-- start of PROVIDED MATERIAL --

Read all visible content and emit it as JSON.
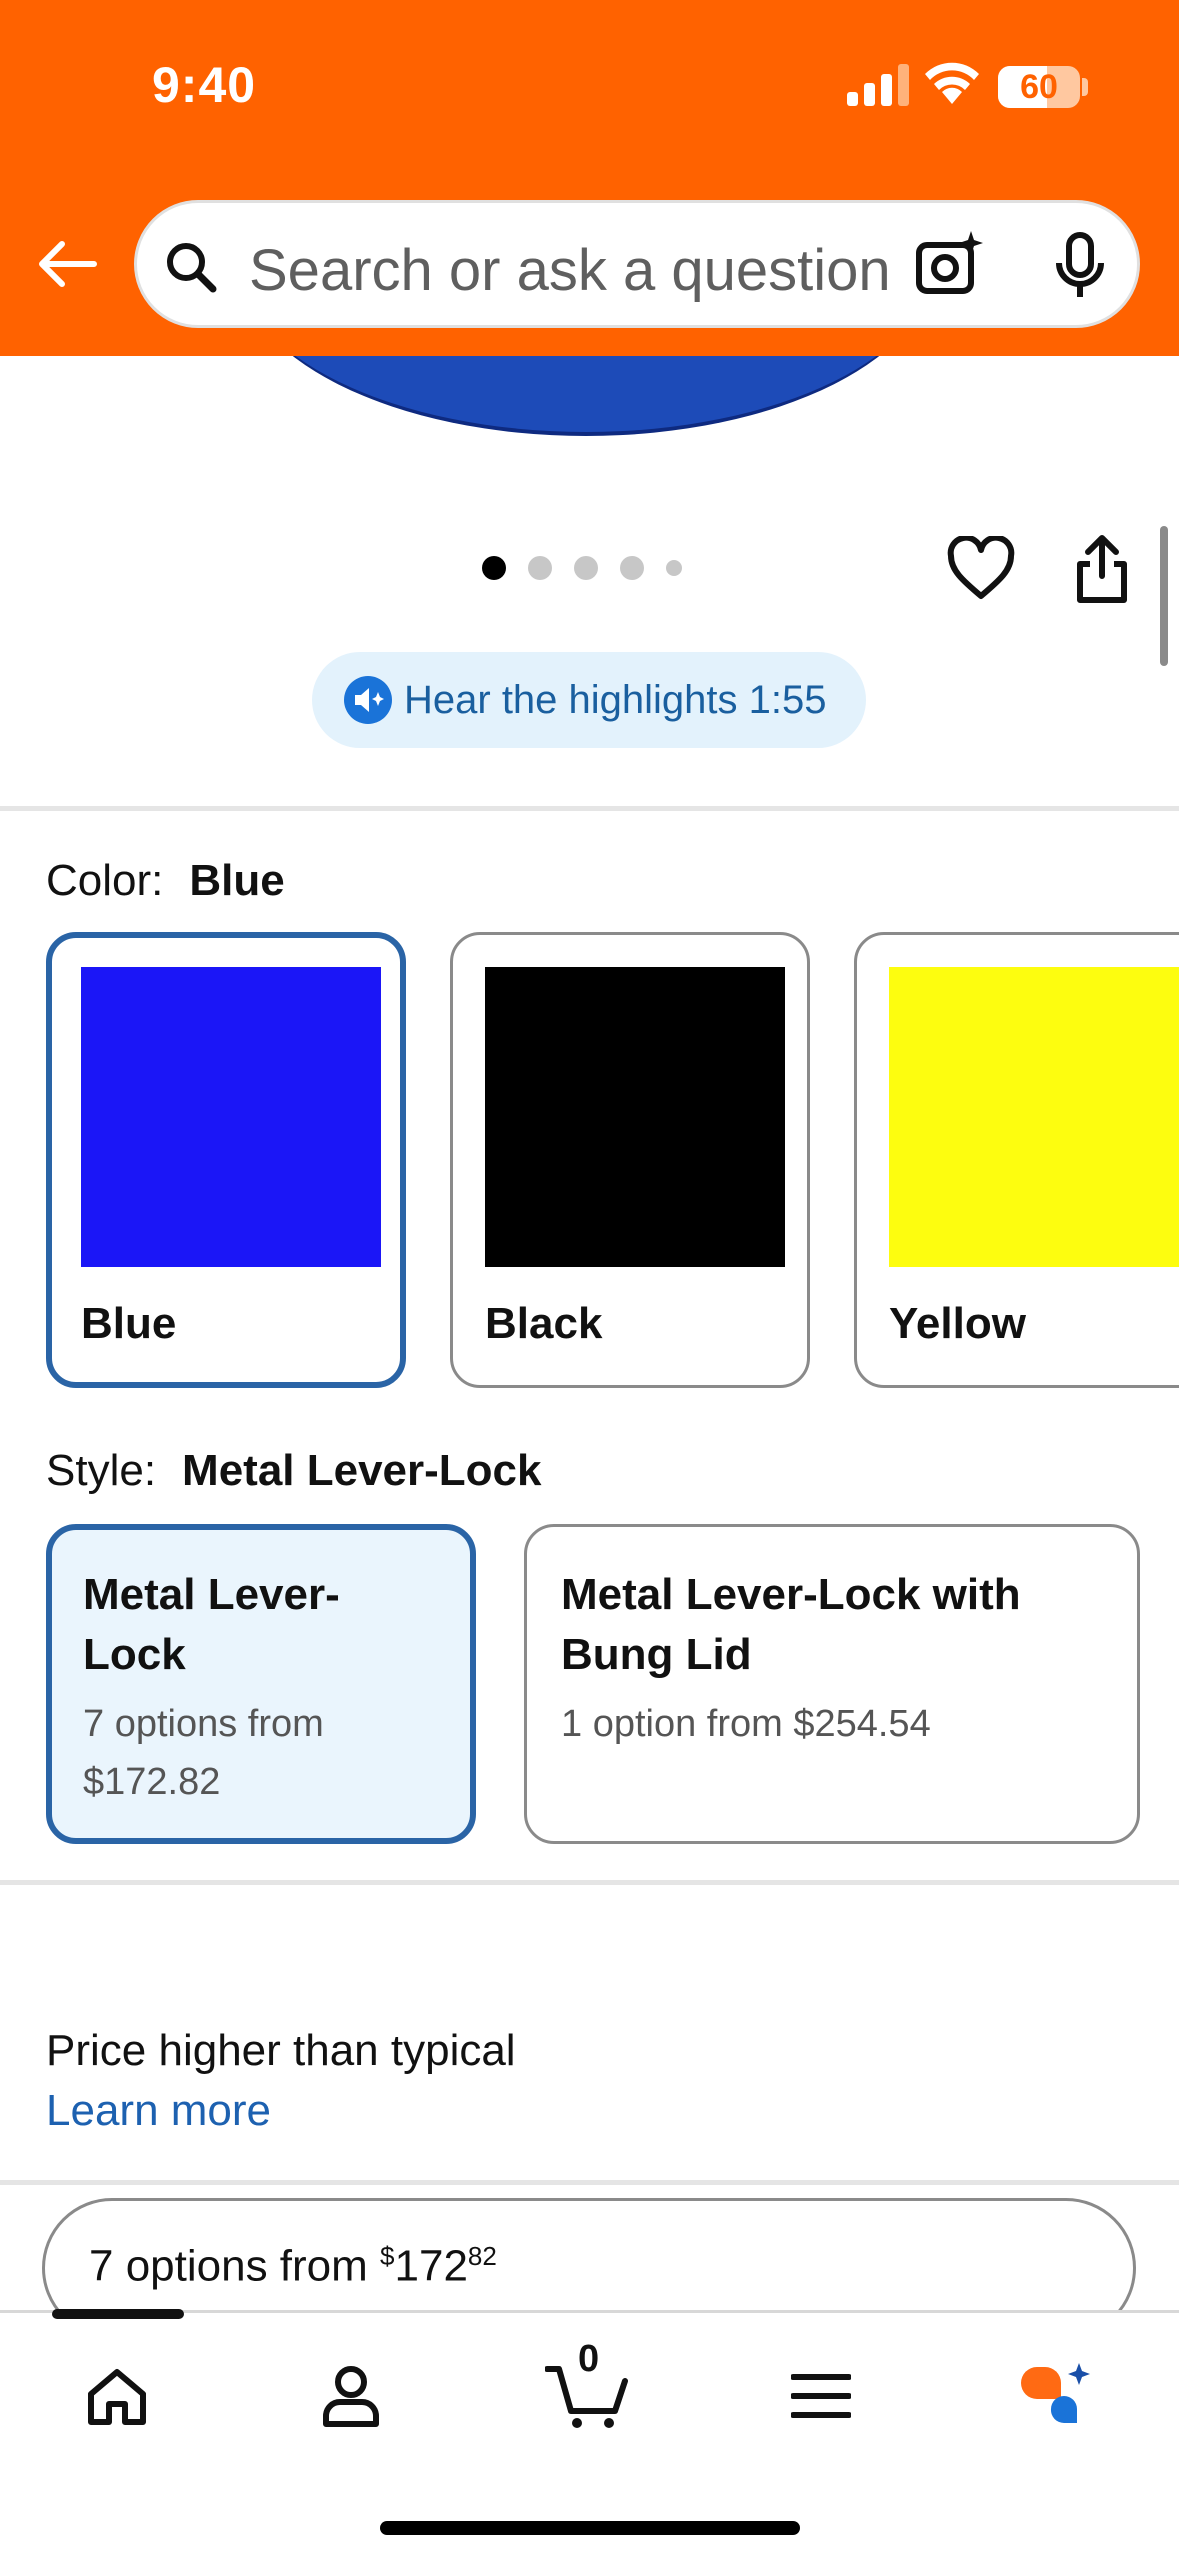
{
  "status_bar": {
    "time": "9:40",
    "battery": "60",
    "battery_level": 0.6
  },
  "header": {
    "background_color": "#ff6200",
    "back_icon": "arrow-left-icon",
    "search_placeholder": "Search or ask a question",
    "camera_icon": "camera-sparkle-icon",
    "mic_icon": "microphone-icon"
  },
  "gallery": {
    "dot_count": 5,
    "active_index": 0,
    "favorite_icon": "heart-icon",
    "share_icon": "share-icon"
  },
  "highlights": {
    "label": "Hear the highlights 1:55",
    "icon": "speaker-sparkle-icon"
  },
  "color": {
    "label": "Color:",
    "selected": "Blue",
    "options": [
      {
        "name": "Blue",
        "hex": "#1b16f7"
      },
      {
        "name": "Black",
        "hex": "#000000"
      },
      {
        "name": "Yellow",
        "hex": "#fdfd0f"
      }
    ]
  },
  "style": {
    "label": "Style:",
    "selected": "Metal Lever-Lock",
    "options": [
      {
        "title": "Metal Lever-Lock",
        "sub": "7 options from $172.82"
      },
      {
        "title": "Metal Lever-Lock with Bung Lid",
        "sub": "1 option from $254.54"
      }
    ]
  },
  "price_note": {
    "text": "Price higher than typical",
    "link": "Learn more"
  },
  "options_button": {
    "prefix": "7 options from ",
    "currency": "$",
    "dollars": "172",
    "cents": "82"
  },
  "tab_bar": {
    "items": [
      "home-icon",
      "account-icon",
      "cart-icon",
      "menu-icon",
      "assistant-sparkle-icon"
    ],
    "cart_count": "0"
  },
  "accent_color": "#2a64a6"
}
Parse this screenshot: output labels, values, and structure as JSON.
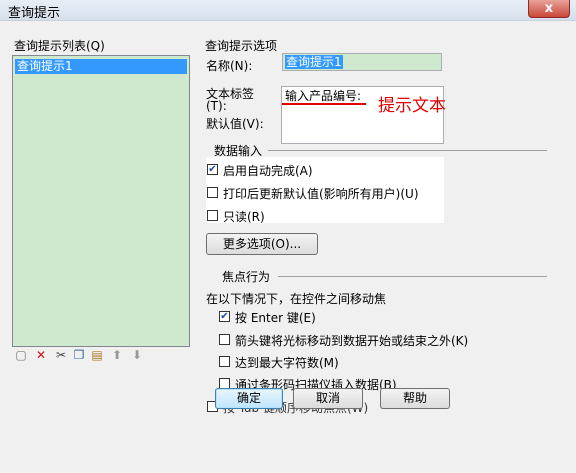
{
  "window": {
    "title": "查询提示",
    "close_glyph": "x"
  },
  "list": {
    "label": "查询提示列表(Q)",
    "items": [
      "查询提示1"
    ]
  },
  "options": {
    "header": "查询提示选项",
    "name_label": "名称(N):",
    "name_value": "查询提示1",
    "prompt_label_line1": "文本标签",
    "prompt_label_line2": "(T):",
    "default_label": "默认值(V):",
    "prompt_value": "输入产品编号:",
    "annotation": "提示文本"
  },
  "data_input": {
    "header": "数据输入",
    "autocomplete": {
      "label": "启用自动完成(A)",
      "checked": true
    },
    "refresh_default": {
      "label": "打印后更新默认值(影响所有用户)(U)",
      "checked": false
    },
    "readonly": {
      "label": "只读(R)",
      "checked": false
    },
    "more_options": "更多选项(O)..."
  },
  "focus": {
    "header": "焦点行为",
    "intro": "在以下情况下，在控件之间移动焦",
    "enter": {
      "label": "按 Enter 键(E)",
      "checked": true
    },
    "arrow": {
      "label": "箭头键将光标移动到数据开始或结束之外(K)",
      "checked": false
    },
    "maxchars": {
      "label": "达到最大字符数(M)",
      "checked": false
    },
    "barcode": {
      "label": "通过条形码扫描仪插入数据(B)",
      "checked": false
    },
    "tab_partial": "按 Tab 键顺序移动焦点(W)"
  },
  "buttons": {
    "ok": "确定",
    "cancel": "取消",
    "help": "帮助"
  },
  "colors": {
    "accent": "#3399ff",
    "list_bg": "#cfe9cf",
    "annotation": "#e00000"
  }
}
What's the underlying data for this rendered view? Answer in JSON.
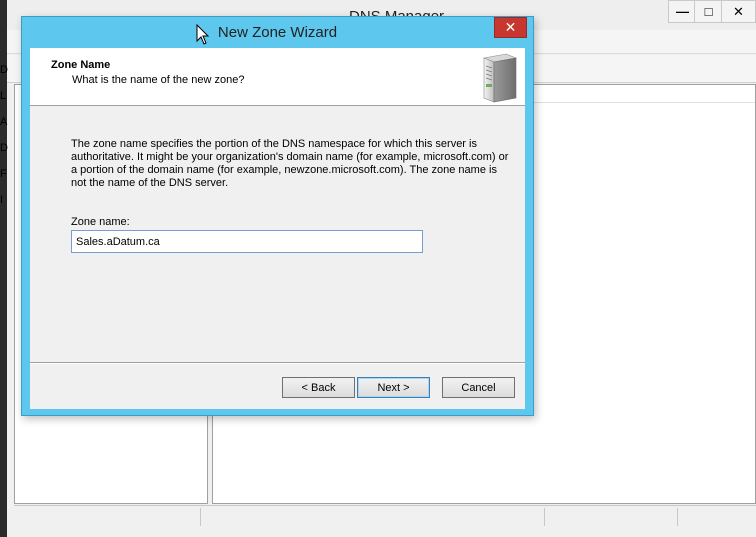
{
  "background_window": {
    "title": "DNS Manager",
    "caption_buttons": {
      "minimize": "—",
      "maximize": "□",
      "close": "✕"
    },
    "left_pane_letters": [
      "D",
      "L",
      "A",
      "D",
      "F",
      "I"
    ]
  },
  "wizard": {
    "title": "New Zone Wizard",
    "close_glyph": "✕",
    "heading": "Zone Name",
    "subheading": "What is the name of the new zone?",
    "description": "The zone name specifies the portion of the DNS namespace for which this server is authoritative. It might be your organization's domain name (for example,  microsoft.com) or a portion of the domain name (for example, newzone.microsoft.com). The zone name is not the name of the DNS server.",
    "zone_name_label": "Zone name:",
    "zone_name_value": "Sales.aDatum.ca",
    "buttons": {
      "back": "< Back",
      "next": "Next >",
      "cancel": "Cancel"
    },
    "icon": "server-icon"
  },
  "colors": {
    "wizard_frame": "#5dc7ed",
    "close_button": "#c7372f"
  }
}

-- end of PROVIDED MATERIAL --

Search the lines above for the string "title" and copy each line that has it.

        "title": "Metal Lever-Lock",
        "title": "Metal Lever-Lock with Bung Lid",
    "title": "查询提示",
    "title": "DNS Manager",
    "title": "New Zone Wizard",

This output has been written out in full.